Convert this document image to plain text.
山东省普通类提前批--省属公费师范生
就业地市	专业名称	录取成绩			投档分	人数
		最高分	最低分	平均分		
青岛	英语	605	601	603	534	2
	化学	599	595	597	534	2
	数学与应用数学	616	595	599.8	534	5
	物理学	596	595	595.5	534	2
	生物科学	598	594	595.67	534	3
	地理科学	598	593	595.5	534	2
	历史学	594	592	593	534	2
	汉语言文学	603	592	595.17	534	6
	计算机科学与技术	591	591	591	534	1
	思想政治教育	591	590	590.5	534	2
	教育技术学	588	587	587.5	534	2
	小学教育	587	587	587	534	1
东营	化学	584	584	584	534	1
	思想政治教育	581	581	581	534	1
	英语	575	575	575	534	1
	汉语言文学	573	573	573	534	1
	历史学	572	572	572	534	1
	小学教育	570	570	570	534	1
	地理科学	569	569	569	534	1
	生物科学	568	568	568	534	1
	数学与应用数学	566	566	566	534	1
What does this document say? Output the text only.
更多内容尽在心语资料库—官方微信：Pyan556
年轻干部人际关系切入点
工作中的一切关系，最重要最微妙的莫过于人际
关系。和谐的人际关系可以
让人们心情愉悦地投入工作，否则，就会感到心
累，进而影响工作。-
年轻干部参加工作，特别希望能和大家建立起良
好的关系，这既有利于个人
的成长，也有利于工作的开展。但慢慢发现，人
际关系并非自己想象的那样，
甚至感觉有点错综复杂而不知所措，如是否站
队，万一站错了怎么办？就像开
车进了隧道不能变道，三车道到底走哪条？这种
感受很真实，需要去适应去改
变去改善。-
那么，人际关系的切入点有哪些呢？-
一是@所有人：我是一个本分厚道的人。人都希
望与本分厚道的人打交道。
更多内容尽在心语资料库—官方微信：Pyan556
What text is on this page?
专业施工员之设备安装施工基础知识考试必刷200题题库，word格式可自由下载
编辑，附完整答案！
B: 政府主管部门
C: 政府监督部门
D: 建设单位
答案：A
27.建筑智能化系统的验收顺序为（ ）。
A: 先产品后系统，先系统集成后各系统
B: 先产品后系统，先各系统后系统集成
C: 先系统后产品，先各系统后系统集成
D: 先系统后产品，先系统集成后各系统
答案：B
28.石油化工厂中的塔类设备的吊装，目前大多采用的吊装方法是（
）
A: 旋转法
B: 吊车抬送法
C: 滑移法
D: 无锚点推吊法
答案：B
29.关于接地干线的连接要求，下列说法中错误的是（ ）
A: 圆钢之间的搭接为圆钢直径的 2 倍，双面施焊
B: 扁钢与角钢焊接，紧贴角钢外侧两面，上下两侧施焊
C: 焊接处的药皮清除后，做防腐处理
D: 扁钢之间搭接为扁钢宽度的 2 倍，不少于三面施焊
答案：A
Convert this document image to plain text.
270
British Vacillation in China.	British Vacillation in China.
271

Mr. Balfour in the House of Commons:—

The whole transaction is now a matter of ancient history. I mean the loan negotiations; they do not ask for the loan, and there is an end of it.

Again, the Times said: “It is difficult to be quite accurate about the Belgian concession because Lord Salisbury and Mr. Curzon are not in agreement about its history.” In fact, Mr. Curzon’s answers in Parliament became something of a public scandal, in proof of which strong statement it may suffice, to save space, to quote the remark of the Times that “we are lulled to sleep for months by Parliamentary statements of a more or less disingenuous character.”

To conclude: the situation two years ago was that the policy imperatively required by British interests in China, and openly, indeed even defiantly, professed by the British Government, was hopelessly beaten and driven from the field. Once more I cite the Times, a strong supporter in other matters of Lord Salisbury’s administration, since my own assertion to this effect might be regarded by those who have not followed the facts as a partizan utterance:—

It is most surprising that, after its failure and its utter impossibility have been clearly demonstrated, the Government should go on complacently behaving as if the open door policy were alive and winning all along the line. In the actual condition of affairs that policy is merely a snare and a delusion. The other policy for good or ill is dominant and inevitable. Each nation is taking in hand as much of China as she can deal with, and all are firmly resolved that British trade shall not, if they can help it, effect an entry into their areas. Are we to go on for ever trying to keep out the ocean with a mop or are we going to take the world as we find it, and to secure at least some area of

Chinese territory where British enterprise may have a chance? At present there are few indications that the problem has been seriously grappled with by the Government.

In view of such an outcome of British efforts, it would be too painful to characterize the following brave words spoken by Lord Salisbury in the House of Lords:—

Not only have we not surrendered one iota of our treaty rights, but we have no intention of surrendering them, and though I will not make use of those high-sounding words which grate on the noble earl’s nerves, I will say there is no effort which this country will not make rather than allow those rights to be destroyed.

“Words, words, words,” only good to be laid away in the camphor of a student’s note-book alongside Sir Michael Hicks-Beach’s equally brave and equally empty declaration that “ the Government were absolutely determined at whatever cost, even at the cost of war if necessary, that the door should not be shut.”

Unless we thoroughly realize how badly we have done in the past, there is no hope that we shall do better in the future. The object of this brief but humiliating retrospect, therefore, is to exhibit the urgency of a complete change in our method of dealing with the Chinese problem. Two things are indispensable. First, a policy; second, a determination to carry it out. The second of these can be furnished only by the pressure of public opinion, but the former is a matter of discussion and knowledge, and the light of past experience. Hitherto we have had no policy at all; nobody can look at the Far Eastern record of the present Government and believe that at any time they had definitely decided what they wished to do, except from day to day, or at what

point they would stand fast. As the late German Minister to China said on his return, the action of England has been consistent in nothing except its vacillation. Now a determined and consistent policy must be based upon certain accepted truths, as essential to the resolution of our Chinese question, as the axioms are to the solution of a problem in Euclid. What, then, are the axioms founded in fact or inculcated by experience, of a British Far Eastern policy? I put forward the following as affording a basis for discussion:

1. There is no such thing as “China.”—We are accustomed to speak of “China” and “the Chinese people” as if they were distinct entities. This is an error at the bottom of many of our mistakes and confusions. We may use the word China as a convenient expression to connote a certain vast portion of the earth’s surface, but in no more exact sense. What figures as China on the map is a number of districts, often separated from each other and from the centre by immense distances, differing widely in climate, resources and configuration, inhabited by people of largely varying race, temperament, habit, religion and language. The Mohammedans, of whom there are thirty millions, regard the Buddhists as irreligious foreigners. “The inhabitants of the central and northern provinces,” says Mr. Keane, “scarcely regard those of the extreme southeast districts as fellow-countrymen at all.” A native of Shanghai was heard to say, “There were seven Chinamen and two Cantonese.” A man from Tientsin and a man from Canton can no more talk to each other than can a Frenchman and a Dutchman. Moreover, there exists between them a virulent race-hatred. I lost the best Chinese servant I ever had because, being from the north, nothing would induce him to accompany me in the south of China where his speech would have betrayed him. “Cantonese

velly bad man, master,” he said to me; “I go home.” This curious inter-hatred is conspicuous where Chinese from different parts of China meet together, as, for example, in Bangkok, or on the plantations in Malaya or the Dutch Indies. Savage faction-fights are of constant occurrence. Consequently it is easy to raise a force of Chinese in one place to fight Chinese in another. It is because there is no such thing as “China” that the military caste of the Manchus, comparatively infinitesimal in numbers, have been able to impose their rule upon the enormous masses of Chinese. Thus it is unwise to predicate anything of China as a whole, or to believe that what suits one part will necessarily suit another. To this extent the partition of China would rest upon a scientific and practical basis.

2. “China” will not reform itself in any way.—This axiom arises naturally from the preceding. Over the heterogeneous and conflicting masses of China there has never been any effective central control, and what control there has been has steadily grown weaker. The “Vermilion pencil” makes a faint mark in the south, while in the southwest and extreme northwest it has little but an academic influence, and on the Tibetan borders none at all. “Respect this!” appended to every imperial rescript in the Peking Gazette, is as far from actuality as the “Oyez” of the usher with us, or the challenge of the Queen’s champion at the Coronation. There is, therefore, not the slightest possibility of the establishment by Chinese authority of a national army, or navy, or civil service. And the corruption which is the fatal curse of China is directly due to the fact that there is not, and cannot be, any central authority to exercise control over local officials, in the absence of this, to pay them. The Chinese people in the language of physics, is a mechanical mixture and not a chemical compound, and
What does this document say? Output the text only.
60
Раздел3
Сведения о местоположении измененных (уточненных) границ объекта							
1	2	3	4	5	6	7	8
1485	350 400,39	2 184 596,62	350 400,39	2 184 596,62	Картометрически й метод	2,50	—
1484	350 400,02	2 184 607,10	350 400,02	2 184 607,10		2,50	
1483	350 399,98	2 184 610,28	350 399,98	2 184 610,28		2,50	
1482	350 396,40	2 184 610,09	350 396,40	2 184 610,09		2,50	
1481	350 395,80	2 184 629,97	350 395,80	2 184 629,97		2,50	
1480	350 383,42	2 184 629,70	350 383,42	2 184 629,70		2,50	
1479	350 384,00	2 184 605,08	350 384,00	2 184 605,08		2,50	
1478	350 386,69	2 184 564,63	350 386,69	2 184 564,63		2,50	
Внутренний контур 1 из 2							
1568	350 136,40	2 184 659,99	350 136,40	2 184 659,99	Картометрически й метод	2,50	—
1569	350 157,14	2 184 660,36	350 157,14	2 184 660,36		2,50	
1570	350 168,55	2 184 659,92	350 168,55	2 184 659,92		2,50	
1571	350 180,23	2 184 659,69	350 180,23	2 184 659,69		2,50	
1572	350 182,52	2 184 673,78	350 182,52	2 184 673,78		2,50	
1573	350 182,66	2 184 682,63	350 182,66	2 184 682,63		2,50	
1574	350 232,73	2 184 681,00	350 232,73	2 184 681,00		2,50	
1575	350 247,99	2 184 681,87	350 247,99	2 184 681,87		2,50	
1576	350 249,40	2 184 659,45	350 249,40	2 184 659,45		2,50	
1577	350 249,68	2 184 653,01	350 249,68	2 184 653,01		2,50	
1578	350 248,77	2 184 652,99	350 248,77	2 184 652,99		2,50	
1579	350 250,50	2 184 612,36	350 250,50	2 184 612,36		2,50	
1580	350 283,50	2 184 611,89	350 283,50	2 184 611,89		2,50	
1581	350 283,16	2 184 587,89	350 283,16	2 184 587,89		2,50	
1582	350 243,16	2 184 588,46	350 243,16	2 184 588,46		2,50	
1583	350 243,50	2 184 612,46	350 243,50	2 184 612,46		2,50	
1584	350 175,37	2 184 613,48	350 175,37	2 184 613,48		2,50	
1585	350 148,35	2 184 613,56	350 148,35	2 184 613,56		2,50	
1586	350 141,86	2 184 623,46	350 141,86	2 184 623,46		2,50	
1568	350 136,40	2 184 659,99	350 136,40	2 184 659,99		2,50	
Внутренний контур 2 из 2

____________________

# What this task involves
Using the listing above, list every line in which the string "汉语言文学" occurs.

# Answer to this exercise
	汉语言文学	603	592	595.17	534	6
	汉语言文学	573	573	573	534	1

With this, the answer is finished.